* **SET TASK**
Locate every line that holds the string "Home" and copy it.

* **PROVIDED DATA**

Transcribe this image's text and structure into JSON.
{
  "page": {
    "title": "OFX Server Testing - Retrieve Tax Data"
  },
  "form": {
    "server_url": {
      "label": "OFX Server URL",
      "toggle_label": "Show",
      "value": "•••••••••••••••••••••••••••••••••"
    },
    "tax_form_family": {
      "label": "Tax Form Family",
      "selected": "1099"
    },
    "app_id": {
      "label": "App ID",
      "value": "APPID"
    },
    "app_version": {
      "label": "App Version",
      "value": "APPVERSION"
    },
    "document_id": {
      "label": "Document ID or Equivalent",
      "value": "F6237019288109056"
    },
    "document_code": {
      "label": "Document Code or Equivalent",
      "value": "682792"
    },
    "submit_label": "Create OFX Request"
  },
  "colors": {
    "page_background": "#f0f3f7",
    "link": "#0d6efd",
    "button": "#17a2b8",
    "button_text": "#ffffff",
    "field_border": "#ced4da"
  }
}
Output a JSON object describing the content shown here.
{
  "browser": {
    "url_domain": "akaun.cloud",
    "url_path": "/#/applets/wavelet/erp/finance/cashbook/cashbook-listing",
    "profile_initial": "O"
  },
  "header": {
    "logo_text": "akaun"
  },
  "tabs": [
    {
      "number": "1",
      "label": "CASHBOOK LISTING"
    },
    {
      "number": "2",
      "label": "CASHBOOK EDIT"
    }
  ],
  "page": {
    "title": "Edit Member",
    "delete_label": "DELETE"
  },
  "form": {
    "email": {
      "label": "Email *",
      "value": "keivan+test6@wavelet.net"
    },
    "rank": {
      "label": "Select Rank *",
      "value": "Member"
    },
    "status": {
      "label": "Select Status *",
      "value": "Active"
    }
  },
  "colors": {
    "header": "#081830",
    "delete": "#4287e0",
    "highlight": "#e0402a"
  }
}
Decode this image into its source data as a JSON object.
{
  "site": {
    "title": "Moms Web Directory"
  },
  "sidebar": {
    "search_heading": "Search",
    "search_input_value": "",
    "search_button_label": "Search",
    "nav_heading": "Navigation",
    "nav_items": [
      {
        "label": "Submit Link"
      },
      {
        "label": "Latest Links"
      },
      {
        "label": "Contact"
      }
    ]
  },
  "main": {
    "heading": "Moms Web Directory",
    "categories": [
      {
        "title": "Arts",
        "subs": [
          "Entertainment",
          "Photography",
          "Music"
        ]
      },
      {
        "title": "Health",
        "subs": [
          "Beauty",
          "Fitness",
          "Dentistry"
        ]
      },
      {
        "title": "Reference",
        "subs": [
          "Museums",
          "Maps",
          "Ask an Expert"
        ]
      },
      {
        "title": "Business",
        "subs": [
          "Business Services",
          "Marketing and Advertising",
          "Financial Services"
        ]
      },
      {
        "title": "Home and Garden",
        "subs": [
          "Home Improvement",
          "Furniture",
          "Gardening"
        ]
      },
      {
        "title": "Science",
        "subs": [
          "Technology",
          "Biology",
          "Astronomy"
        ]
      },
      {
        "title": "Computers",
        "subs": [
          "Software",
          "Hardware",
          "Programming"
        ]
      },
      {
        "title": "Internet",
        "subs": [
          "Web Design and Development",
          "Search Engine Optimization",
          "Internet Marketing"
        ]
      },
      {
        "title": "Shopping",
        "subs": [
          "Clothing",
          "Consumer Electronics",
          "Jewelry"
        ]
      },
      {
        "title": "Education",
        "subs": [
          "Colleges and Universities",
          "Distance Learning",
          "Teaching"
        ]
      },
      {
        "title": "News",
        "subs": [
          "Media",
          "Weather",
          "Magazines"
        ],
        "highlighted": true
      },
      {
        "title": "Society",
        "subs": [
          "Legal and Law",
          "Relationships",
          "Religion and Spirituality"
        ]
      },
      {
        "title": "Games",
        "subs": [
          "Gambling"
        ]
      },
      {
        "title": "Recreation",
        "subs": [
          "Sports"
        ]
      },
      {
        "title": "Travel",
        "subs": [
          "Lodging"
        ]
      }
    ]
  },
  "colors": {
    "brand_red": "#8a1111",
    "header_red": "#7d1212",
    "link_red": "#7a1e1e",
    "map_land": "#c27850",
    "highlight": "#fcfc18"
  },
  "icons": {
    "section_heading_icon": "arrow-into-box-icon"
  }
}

* **CORRECT RESPONSE**
        "title": "Home and Garden",
          "Home Improvement",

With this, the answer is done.